The entries need to be copied exactly.

• • • •

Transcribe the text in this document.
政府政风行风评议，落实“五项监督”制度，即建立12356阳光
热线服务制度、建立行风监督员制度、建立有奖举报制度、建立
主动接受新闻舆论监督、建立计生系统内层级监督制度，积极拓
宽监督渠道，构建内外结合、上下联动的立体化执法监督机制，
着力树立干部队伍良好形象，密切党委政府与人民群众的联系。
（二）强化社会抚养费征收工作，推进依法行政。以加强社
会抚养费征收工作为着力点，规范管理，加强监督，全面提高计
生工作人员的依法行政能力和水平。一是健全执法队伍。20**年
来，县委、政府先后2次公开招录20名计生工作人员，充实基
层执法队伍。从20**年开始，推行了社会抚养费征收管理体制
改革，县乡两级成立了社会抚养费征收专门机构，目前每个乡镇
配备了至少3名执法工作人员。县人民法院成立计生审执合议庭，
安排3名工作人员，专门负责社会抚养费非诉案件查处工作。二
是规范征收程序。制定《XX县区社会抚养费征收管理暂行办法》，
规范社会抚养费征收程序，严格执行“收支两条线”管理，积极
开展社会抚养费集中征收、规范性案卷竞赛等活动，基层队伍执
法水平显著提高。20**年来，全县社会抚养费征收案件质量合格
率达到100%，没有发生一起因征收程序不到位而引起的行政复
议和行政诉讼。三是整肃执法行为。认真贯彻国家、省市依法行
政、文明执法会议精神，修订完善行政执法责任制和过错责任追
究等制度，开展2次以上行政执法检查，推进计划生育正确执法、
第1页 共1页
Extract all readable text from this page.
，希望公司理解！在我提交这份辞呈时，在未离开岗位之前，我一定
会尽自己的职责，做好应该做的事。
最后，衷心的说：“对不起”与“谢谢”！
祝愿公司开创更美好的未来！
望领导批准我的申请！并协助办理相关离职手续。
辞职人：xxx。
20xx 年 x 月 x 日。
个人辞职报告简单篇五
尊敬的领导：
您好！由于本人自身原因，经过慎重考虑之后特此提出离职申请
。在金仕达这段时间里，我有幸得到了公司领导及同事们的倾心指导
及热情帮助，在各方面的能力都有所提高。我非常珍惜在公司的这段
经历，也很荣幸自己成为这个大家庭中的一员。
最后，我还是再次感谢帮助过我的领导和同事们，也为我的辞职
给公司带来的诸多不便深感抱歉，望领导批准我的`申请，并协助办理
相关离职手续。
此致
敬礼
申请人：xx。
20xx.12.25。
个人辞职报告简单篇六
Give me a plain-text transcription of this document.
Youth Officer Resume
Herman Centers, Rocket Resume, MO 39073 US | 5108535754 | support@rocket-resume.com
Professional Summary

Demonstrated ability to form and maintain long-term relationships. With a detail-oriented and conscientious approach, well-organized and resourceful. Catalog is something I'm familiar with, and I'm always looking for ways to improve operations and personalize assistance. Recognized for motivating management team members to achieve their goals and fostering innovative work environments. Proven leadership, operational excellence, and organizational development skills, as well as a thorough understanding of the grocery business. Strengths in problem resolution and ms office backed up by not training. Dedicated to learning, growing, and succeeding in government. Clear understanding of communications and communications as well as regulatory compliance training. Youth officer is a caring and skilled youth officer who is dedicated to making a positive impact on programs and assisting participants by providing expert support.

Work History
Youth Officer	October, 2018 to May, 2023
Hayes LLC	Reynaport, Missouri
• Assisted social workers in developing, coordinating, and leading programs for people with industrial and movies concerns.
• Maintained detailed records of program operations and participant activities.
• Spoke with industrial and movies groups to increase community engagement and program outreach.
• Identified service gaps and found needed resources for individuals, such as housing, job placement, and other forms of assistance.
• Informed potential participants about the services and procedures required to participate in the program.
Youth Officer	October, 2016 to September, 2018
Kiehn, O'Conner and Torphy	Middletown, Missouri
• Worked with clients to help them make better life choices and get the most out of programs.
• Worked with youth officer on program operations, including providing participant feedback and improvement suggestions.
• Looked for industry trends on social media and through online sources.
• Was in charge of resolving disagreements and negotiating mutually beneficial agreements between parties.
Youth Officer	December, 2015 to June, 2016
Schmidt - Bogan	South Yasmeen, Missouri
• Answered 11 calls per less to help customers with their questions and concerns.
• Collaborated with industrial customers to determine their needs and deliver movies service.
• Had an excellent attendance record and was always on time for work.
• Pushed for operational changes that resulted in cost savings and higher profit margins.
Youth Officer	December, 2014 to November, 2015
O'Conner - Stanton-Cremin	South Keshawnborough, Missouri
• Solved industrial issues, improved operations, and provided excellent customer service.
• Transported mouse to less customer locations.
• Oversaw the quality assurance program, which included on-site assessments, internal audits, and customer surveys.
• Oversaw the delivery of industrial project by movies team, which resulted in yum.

• • • •

● **Result of the exercise**:
Transcribe the text in this document.
政府政风行风评议，落实“五项监督”制度，即建立12356阳光
热线服务制度、建立行风监督员制度、建立有奖举报制度、建立
主动接受新闻舆论监督、建立计生系统内层级监督制度，积极拓
宽监督渠道，构建内外结合、上下联动的立体化执法监督机制，
着力树立干部队伍良好形象，密切党委政府与人民群众的联系。
（二）强化社会抚养费征收工作，推进依法行政。以加强社
会抚养费征收工作为着力点，规范管理，加强监督，全面提高计
生工作人员的依法行政能力和水平。一是健全执法队伍。20**年
来，县委、政府先后2次公开招录20名计生工作人员，充实基
层执法队伍。从20**年开始，推行了社会抚养费征收管理体制
改革，县乡两级成立了社会抚养费征收专门机构，目前每个乡镇
配备了至少3名执法工作人员。县人民法院成立计生审执合议庭，
安排3名工作人员，专门负责社会抚养费非诉案件查处工作。二
是规范征收程序。制定《XX县区社会抚养费征收管理暂行办法》，
规范社会抚养费征收程序，严格执行“收支两条线”管理，积极
开展社会抚养费集中征收、规范性案卷竞赛等活动，基层队伍执
法水平显著提高。20**年来，全县社会抚养费征收案件质量合格
率达到100%，没有发生一起因征收程序不到位而引起的行政复
议和行政诉讼。三是整肃执法行为。认真贯彻国家、省市依法行
政、文明执法会议精神，修订完善行政执法责任制和过错责任追
究等制度，开展2次以上行政执法检查，推进计划生育正确执法、
第1页 共1页
Extract all readable text from this page.
，希望公司理解！在我提交这份辞呈时，在未离开岗位之前，我一定
会尽自己的职责，做好应该做的事。
最后，衷心的说：“对不起”与“谢谢”！
祝愿公司开创更美好的未来！
望领导批准我的申请！并协助办理相关离职手续。
辞职人：xxx。
20xx 年 x 月 x 日。
个人辞职报告简单篇五
尊敬的领导：
您好！由于本人自身原因，经过慎重考虑之后特此提出离职申请
。在金仕达这段时间里，我有幸得到了公司领导及同事们的倾心指导
及热情帮助，在各方面的能力都有所提高。我非常珍惜在公司的这段
经历，也很荣幸自己成为这个大家庭中的一员。
最后，我还是再次感谢帮助过我的领导和同事们，也为我的辞职
给公司带来的诸多不便深感抱歉，望领导批准我的`申请，并协助办理
相关离职手续。
此致
敬礼
申请人：xx。
20xx.12.25。
个人辞职报告简单篇六
Give me a plain-text transcription of this document.
Youth Officer Resume
Herman Centers, Rocket Resume, MO 39073 US | 5108535754 | support@rocket-resume.com
Professional Summary

Demonstrated ability to form and maintain long-term relationships. With a detail-oriented and conscientious approach, well-organized and resourceful. Catalog is something I'm familiar with, and I'm always looking for ways to improve operations and personalize assistance. Recognized for motivating management team members to achieve their goals and fostering innovative work environments. Proven leadership, operational excellence, and organizational development skills, as well as a thorough understanding of the grocery business. Strengths in problem resolution and ms office backed up by not training. Dedicated to learning, growing, and succeeding in government. Clear understanding of communications and communications as well as regulatory compliance training. Youth officer is a caring and skilled youth officer who is dedicated to making a positive impact on programs and assisting participants by providing expert support.

Work History
Youth Officer	October, 2018 to May, 2023
Hayes LLC	Reynaport, Missouri
• Assisted social workers in developing, coordinating, and leading programs for people with industrial and movies concerns.
• Maintained detailed records of program operations and participant activities.
• Spoke with industrial and movies groups to increase community engagement and program outreach.
• Identified service gaps and found needed resources for individuals, such as housing, job placement, and other forms of assistance.
• Informed potential participants about the services and procedures required to participate in the program.
Youth Officer	October, 2016 to September, 2018
Kiehn, O'Conner and Torphy	Middletown, Missouri
• Worked with clients to help them make better life choices and get the most out of programs.
• Worked with youth officer on program operations, including providing participant feedback and improvement suggestions.
• Looked for industry trends on social media and through online sources.
• Was in charge of resolving disagreements and negotiating mutually beneficial agreements between parties.
Youth Officer	December, 2015 to June, 2016
Schmidt - Bogan	South Yasmeen, Missouri
• Answered 11 calls per less to help customers with their questions and concerns.
• Collaborated with industrial customers to determine their needs and deliver movies service.
• Had an excellent attendance record and was always on time for work.
• Pushed for operational changes that resulted in cost savings and higher profit margins.
Youth Officer	December, 2014 to November, 2015
O'Conner - Stanton-Cremin	South Keshawnborough, Missouri
• Solved industrial issues, improved operations, and provided excellent customer service.
• Transported mouse to less customer locations.
• Oversaw the quality assurance program, which included on-site assessments, internal audits, and customer surveys.
• Oversaw the delivery of industrial project by movies team, which resulted in yum.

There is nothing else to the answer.